**Written task:**
From the entries below, gather every line containing the string "Manipulation".

— Start —

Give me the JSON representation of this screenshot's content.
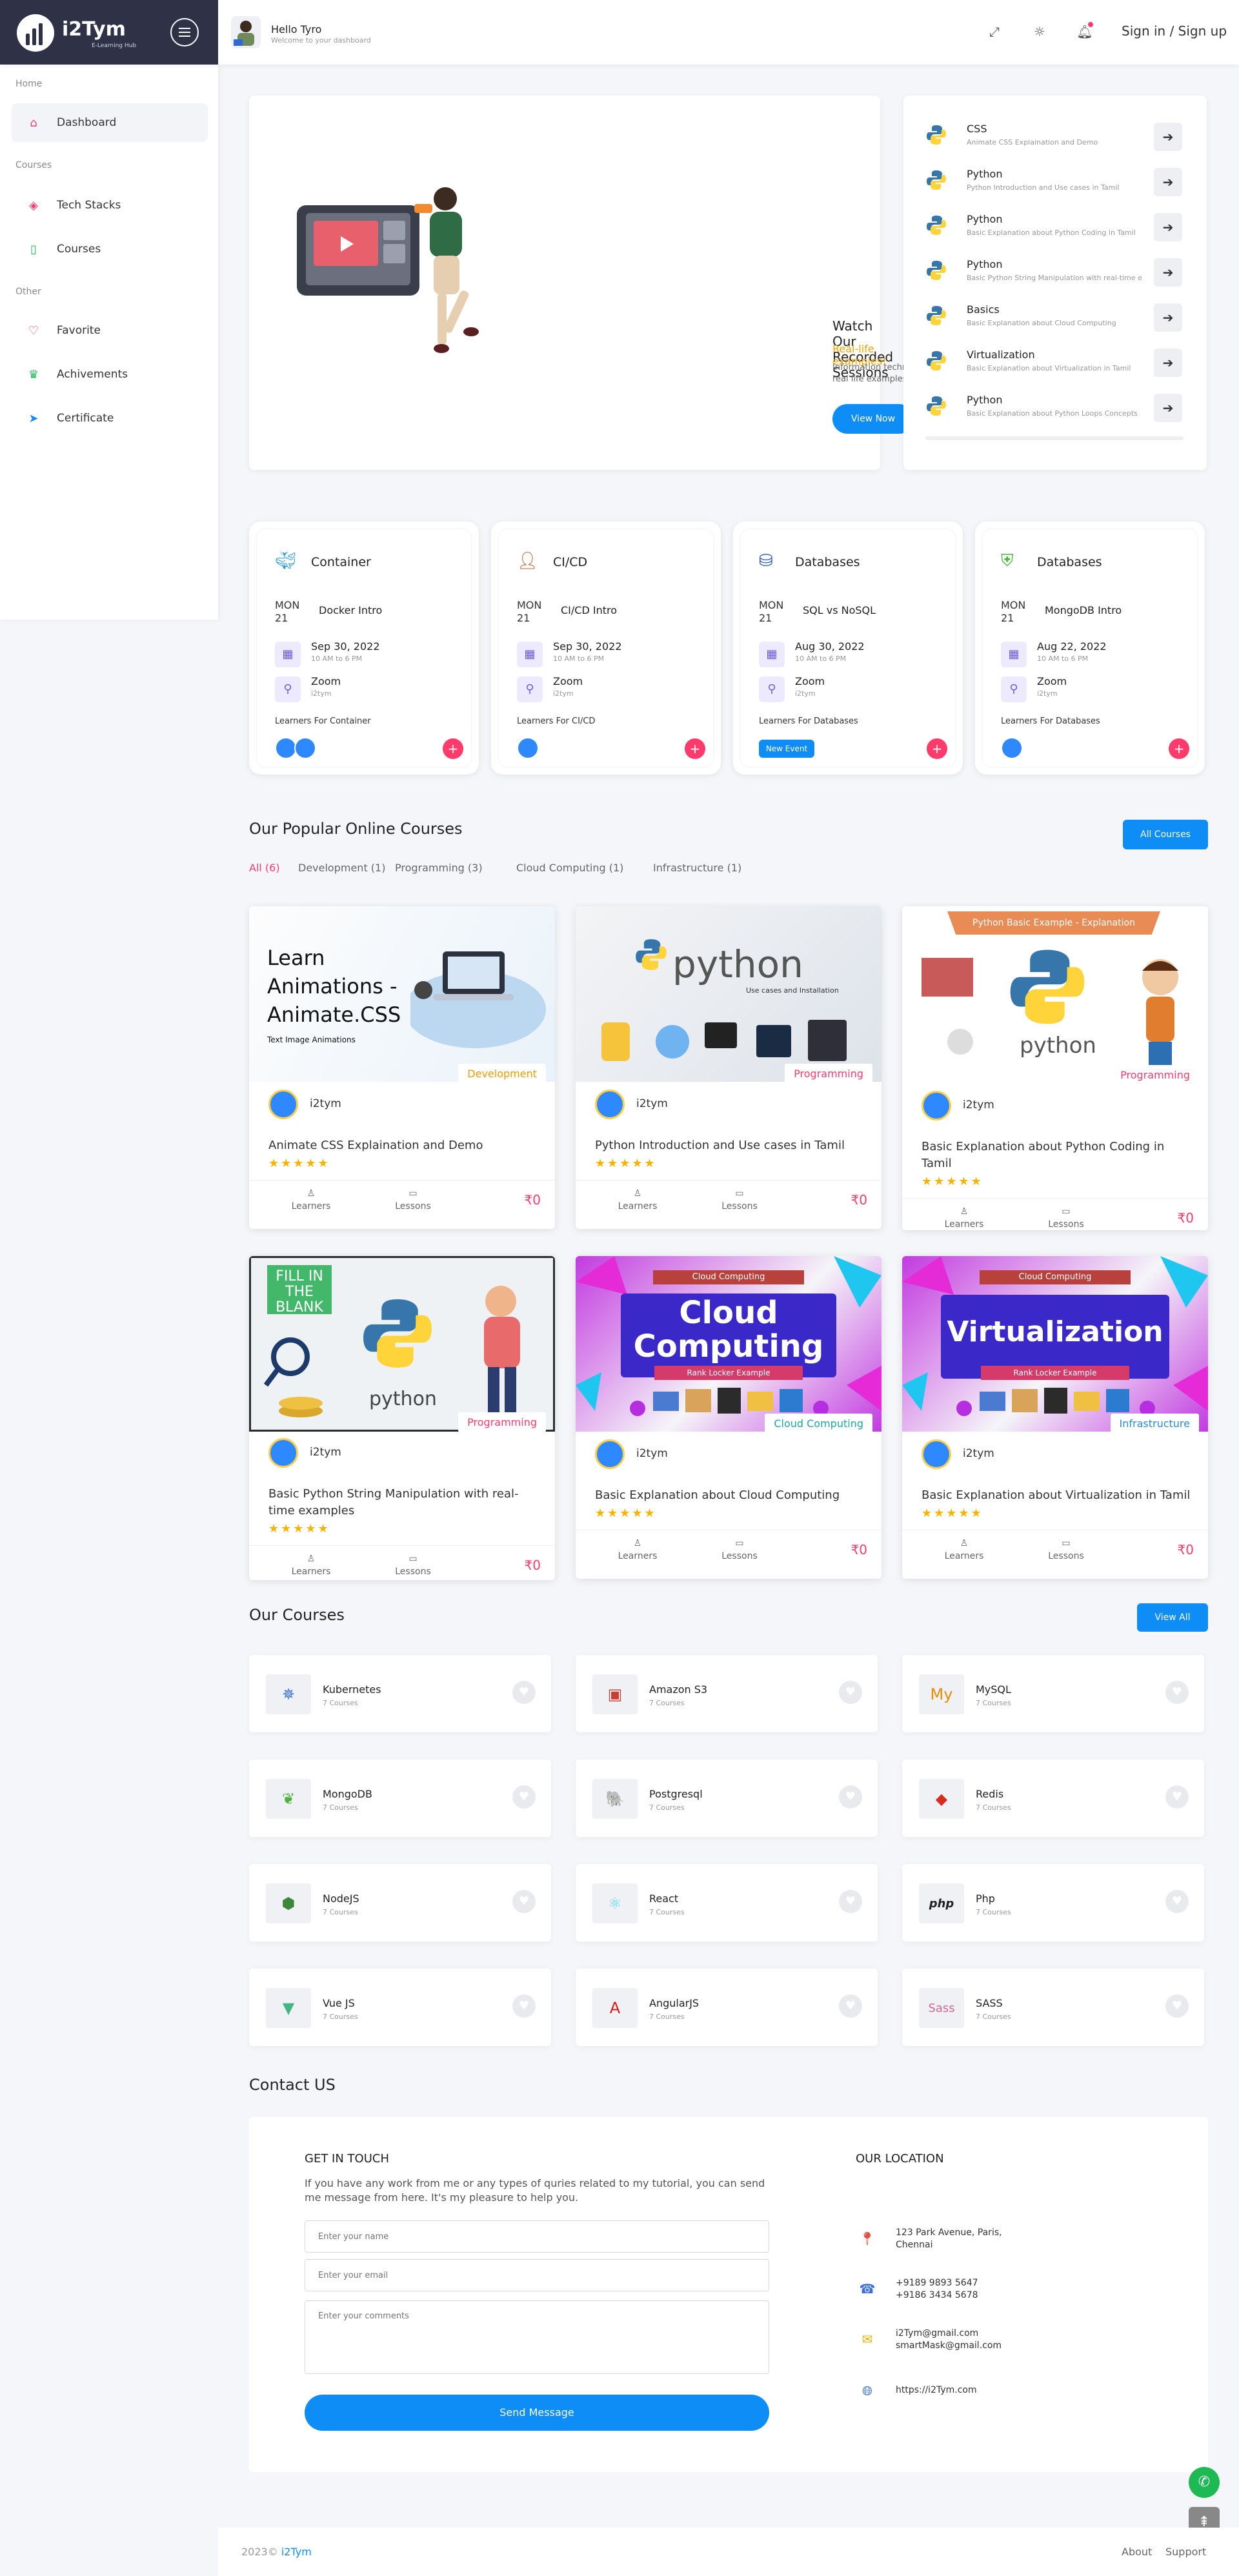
{
  "header": {
    "logo_text": "i2Tym",
    "logo_sub": "E-Learning Hub",
    "greeting_title": "Hello Tyro",
    "greeting_sub": "Welcome to your dashboard",
    "signin_label": "Sign in / Sign up"
  },
  "sidebar": {
    "sections": [
      "Home",
      "Courses",
      "Other"
    ],
    "items": [
      {
        "label": "Dashboard",
        "icon": "home-icon",
        "color": "#ff3b6b"
      },
      {
        "label": "Tech Stacks",
        "icon": "layers-icon",
        "color": "#ff3b6b"
      },
      {
        "label": "Courses",
        "icon": "book-icon",
        "color": "#1db954"
      },
      {
        "label": "Favorite",
        "icon": "heart-icon",
        "color": "#ff3b6b"
      },
      {
        "label": "Achivements",
        "icon": "trophy-icon",
        "color": "#1db954"
      },
      {
        "label": "Certificate",
        "icon": "send-icon",
        "color": "#0d8df5"
      }
    ]
  },
  "hero": {
    "title": "Watch Our Recorded Sessions",
    "subtitle": "Real-life examples!",
    "description": "Information technology concepts explained in simple terms with real life examples",
    "button": "View Now"
  },
  "recent": [
    {
      "title": "CSS",
      "sub": "Animate CSS Explaination and Demo"
    },
    {
      "title": "Python",
      "sub": "Python Introduction and Use cases in Tamil"
    },
    {
      "title": "Python",
      "sub": "Basic Explanation about Python Coding in Tamil"
    },
    {
      "title": "Python",
      "sub": "Basic Python String Manipulation with real-time examples"
    },
    {
      "title": "Basics",
      "sub": "Basic Explanation about Cloud Computing"
    },
    {
      "title": "Virtualization",
      "sub": "Basic Explanation about Virtualization in Tamil"
    },
    {
      "title": "Python",
      "sub": "Basic Explanation about Python Loops Concepts"
    }
  ],
  "events": [
    {
      "title": "Container",
      "day": "MON",
      "date": "21",
      "name": "Docker Intro",
      "when": "Sep 30, 2022",
      "time": "10 AM to 6 PM",
      "where": "Zoom",
      "where_sub": "i2tym",
      "learners": "Learners For Container",
      "icon": "docker-icon"
    },
    {
      "title": "CI/CD",
      "day": "MON",
      "date": "21",
      "name": "CI/CD Intro",
      "when": "Sep 30, 2022",
      "time": "10 AM to 6 PM",
      "where": "Zoom",
      "where_sub": "i2tym",
      "learners": "Learners For CI/CD",
      "icon": "jenkins-icon"
    },
    {
      "title": "Databases",
      "day": "MON",
      "date": "21",
      "name": "SQL vs NoSQL",
      "when": "Aug 30, 2022",
      "time": "10 AM to 6 PM",
      "where": "Zoom",
      "where_sub": "i2tym",
      "learners": "Learners For Databases",
      "icon": "database-icon",
      "badge": "New Event"
    },
    {
      "title": "Databases",
      "day": "MON",
      "date": "21",
      "name": "MongoDB Intro",
      "when": "Aug 22, 2022",
      "time": "10 AM to 6 PM",
      "where": "Zoom",
      "where_sub": "i2tym",
      "learners": "Learners For Databases",
      "icon": "shield-icon"
    }
  ],
  "popular": {
    "title": "Our Popular Online Courses",
    "button": "All Courses",
    "filters": [
      "All (6)",
      "Development (1)",
      "Programming (3)",
      "Cloud Computing (1)",
      "Infrastructure (1)"
    ],
    "courses": [
      {
        "tag": "Development",
        "tag_color": "#f29a00",
        "author": "i2tym",
        "title": "Animate CSS Explaination and Demo",
        "stars": "★★★★★",
        "learners": "Learners",
        "lessons": "Lessons",
        "price": "₹0",
        "img_lines": [
          "Learn",
          "Animations -",
          "Animate.CSS"
        ],
        "img_small": "Text Image Animations"
      },
      {
        "tag": "Programming",
        "tag_color": "#ff3b6b",
        "author": "i2tym",
        "title": "Python Introduction and Use cases in Tamil",
        "stars": "★★★★★",
        "learners": "Learners",
        "lessons": "Lessons",
        "price": "₹0",
        "img_lines": [
          "python"
        ],
        "img_small": "Use cases and Installation"
      },
      {
        "tag": "Programming",
        "tag_color": "#ff3b6b",
        "author": "i2tym",
        "title": "Basic Explanation about Python Coding in Tamil",
        "stars": "★★★★★",
        "learners": "Learners",
        "lessons": "Lessons",
        "price": "₹0",
        "img_lines": [
          "python"
        ],
        "img_small": "Python Basic Example - Explanation"
      },
      {
        "tag": "Programming",
        "tag_color": "#ff3b6b",
        "author": "i2tym",
        "title": "Basic Python String Manipulation with real-time examples",
        "stars": "★★★★★",
        "learners": "Learners",
        "lessons": "Lessons",
        "price": "₹0",
        "img_lines": [
          "python"
        ],
        "img_small": "FILL IN THE BLANK"
      },
      {
        "tag": "Cloud Computing",
        "tag_color": "#1aaa9f",
        "author": "i2tym",
        "title": "Basic Explanation about Cloud Computing",
        "stars": "★★★★★",
        "learners": "Learners",
        "lessons": "Lessons",
        "price": "₹0",
        "img_lines": [
          "Cloud",
          "Computing"
        ],
        "img_small": "Rank Locker Example",
        "img_top": "Cloud Computing"
      },
      {
        "tag": "Infrastructure",
        "tag_color": "#2b8cd6",
        "author": "i2tym",
        "title": "Basic Explanation about Virtualization in Tamil",
        "stars": "★★★★★",
        "learners": "Learners",
        "lessons": "Lessons",
        "price": "₹0",
        "img_lines": [
          "Virtualization"
        ],
        "img_small": "Rank Locker Example",
        "img_top": "Cloud Computing"
      }
    ]
  },
  "our_courses": {
    "title": "Our Courses",
    "button": "View All",
    "items": [
      {
        "name": "Kubernetes",
        "count": "7 Courses",
        "icon": "kubernetes-icon",
        "glyph": "✵",
        "color": "#326ce5"
      },
      {
        "name": "Amazon S3",
        "count": "7 Courses",
        "icon": "aws-s3-icon",
        "glyph": "▣",
        "color": "#c7402f"
      },
      {
        "name": "MySQL",
        "count": "7 Courses",
        "icon": "mysql-icon",
        "glyph": "My",
        "color": "#e48e00"
      },
      {
        "name": "MongoDB",
        "count": "7 Courses",
        "icon": "mongodb-icon",
        "glyph": "❦",
        "color": "#4db33d"
      },
      {
        "name": "Postgresql",
        "count": "7 Courses",
        "icon": "postgresql-icon",
        "glyph": "🐘",
        "color": "#336791"
      },
      {
        "name": "Redis",
        "count": "7 Courses",
        "icon": "redis-icon",
        "glyph": "◆",
        "color": "#d82c20"
      },
      {
        "name": "NodeJS",
        "count": "7 Courses",
        "icon": "nodejs-icon",
        "glyph": "⬢",
        "color": "#3c873a"
      },
      {
        "name": "React",
        "count": "7 Courses",
        "icon": "react-icon",
        "glyph": "⚛",
        "color": "#61dafb"
      },
      {
        "name": "Php",
        "count": "7 Courses",
        "icon": "php-icon",
        "glyph": "php",
        "color": "#222222"
      },
      {
        "name": "Vue JS",
        "count": "7 Courses",
        "icon": "vue-icon",
        "glyph": "▼",
        "color": "#41b883"
      },
      {
        "name": "AngularJS",
        "count": "7 Courses",
        "icon": "angular-icon",
        "glyph": "A",
        "color": "#dd1b16"
      },
      {
        "name": "SASS",
        "count": "7 Courses",
        "icon": "sass-icon",
        "glyph": "Sass",
        "color": "#cd6799"
      }
    ]
  },
  "contact": {
    "title": "Contact US",
    "get_in_touch": "GET IN TOUCH",
    "desc": "If you have any work from me or any types of quries related to my tutorial, you can send me message from here. It's my pleasure to help you.",
    "name_ph": "Enter your name",
    "email_ph": "Enter your email",
    "comments_ph": "Enter your comments",
    "send": "Send Message",
    "location_title": "OUR LOCATION",
    "address": "123 Park Avenue, Paris, Chennai",
    "phone": "+9189 9893 5647\n+9186 3434 5678",
    "email": "i2Tym@gmail.com\nsmartMask@gmail.com",
    "web": "https://i2Tym.com"
  },
  "footer": {
    "copy": "2023© ",
    "brand": "i2Tym",
    "about": "About",
    "support": "Support"
  }
}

— End —

**Result below:**
      "sub": "Basic Python String Manipulation with real-time examples"
        "title": "Basic Python String Manipulation with real-time examples",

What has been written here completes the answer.